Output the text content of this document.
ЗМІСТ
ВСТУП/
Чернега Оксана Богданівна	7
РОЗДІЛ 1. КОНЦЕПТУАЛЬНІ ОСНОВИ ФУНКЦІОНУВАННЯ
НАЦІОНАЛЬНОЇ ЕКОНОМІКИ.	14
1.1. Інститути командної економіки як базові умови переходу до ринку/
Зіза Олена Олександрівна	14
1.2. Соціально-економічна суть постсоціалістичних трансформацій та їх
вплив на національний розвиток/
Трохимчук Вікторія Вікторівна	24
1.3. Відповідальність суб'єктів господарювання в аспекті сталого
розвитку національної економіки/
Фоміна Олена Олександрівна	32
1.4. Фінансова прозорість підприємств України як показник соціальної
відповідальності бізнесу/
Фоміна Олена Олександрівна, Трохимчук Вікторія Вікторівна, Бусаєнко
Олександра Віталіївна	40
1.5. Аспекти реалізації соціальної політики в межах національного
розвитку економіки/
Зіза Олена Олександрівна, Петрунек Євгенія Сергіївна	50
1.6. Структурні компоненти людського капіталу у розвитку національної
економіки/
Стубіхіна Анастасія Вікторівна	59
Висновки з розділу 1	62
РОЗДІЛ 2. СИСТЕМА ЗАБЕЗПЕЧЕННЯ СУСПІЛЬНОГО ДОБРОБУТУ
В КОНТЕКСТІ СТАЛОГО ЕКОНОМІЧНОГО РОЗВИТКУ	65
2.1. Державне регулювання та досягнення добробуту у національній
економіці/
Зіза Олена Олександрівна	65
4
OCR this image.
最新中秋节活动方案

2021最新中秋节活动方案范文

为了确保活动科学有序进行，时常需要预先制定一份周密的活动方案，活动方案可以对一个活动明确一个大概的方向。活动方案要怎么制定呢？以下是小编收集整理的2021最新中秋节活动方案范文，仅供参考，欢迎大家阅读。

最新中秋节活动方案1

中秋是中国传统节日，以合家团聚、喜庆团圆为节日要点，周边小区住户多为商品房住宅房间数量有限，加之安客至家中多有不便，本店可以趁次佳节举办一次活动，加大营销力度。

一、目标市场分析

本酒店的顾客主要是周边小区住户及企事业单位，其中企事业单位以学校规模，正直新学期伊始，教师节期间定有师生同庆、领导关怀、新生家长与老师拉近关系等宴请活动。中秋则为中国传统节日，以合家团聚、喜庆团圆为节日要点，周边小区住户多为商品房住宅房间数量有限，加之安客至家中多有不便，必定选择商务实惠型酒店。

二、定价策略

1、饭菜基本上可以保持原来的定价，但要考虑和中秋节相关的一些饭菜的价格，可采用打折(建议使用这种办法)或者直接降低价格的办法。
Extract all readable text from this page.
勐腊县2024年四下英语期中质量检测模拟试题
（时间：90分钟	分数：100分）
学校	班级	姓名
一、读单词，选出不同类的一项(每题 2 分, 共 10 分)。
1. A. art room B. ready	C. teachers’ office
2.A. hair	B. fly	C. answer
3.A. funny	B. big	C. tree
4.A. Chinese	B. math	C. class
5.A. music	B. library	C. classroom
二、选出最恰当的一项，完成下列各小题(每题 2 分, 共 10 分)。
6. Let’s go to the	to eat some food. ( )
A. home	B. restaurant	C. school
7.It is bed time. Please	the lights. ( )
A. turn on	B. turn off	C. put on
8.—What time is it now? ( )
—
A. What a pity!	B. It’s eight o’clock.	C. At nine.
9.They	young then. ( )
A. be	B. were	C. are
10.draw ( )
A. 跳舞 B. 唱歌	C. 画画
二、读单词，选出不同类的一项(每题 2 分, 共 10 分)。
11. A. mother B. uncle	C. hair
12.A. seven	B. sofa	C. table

EXERCISE TASK.
Search the lines above for the string "this", then show every one that has it.

WRITTEN SOLUTION.
Output the text content of this document.
OCR this image.
Extract all readable text from this page.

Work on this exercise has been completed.